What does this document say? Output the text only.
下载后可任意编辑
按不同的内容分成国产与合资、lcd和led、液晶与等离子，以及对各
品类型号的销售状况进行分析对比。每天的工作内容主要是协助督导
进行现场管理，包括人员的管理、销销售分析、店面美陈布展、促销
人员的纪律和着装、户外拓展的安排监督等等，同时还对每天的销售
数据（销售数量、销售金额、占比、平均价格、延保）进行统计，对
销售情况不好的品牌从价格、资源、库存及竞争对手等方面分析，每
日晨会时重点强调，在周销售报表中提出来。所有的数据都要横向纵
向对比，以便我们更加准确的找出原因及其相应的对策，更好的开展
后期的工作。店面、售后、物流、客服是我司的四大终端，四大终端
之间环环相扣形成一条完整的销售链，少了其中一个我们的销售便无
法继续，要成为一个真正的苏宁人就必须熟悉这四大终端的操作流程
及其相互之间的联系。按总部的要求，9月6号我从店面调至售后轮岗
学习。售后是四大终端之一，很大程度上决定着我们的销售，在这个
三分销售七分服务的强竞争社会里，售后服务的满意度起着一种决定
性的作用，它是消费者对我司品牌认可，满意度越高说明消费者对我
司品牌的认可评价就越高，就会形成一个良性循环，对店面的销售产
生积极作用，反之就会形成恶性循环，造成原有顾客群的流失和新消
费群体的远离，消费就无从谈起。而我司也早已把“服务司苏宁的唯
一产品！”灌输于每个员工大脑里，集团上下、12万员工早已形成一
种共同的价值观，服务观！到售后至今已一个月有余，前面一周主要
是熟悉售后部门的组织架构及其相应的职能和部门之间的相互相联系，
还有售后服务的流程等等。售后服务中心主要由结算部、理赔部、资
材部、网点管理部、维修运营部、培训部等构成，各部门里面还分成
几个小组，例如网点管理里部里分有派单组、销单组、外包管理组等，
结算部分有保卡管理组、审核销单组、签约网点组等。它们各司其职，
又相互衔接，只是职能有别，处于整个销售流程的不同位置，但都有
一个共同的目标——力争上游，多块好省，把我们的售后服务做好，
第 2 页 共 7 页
----------------------------------------
- [EXERCISE DETAILS]:
Every entry must be retyped in full, exactly as given.

- [TASK RESULT]:
What does this document say? Output the text only.
下载后可任意编辑
按不同的内容分成国产与合资、lcd和led、液晶与等离子，以及对各
品类型号的销售状况进行分析对比。每天的工作内容主要是协助督导
进行现场管理，包括人员的管理、销销售分析、店面美陈布展、促销
人员的纪律和着装、户外拓展的安排监督等等，同时还对每天的销售
数据（销售数量、销售金额、占比、平均价格、延保）进行统计，对
销售情况不好的品牌从价格、资源、库存及竞争对手等方面分析，每
日晨会时重点强调，在周销售报表中提出来。所有的数据都要横向纵
向对比，以便我们更加准确的找出原因及其相应的对策，更好的开展
后期的工作。店面、售后、物流、客服是我司的四大终端，四大终端
之间环环相扣形成一条完整的销售链，少了其中一个我们的销售便无
法继续，要成为一个真正的苏宁人就必须熟悉这四大终端的操作流程
及其相互之间的联系。按总部的要求，9月6号我从店面调至售后轮岗
学习。售后是四大终端之一，很大程度上决定着我们的销售，在这个
三分销售七分服务的强竞争社会里，售后服务的满意度起着一种决定
性的作用，它是消费者对我司品牌认可，满意度越高说明消费者对我
司品牌的认可评价就越高，就会形成一个良性循环，对店面的销售产
生积极作用，反之就会形成恶性循环，造成原有顾客群的流失和新消
费群体的远离，消费就无从谈起。而我司也早已把“服务司苏宁的唯
一产品！”灌输于每个员工大脑里，集团上下、12万员工早已形成一
种共同的价值观，服务观！到售后至今已一个月有余，前面一周主要
是熟悉售后部门的组织架构及其相应的职能和部门之间的相互相联系，
还有售后服务的流程等等。售后服务中心主要由结算部、理赔部、资
材部、网点管理部、维修运营部、培训部等构成，各部门里面还分成
几个小组，例如网点管理里部里分有派单组、销单组、外包管理组等，
结算部分有保卡管理组、审核销单组、签约网点组等。它们各司其职，
又相互衔接，只是职能有别，处于整个销售流程的不同位置，但都有
一个共同的目标——力争上游，多块好省，把我们的售后服务做好，
第 2 页 共 7 页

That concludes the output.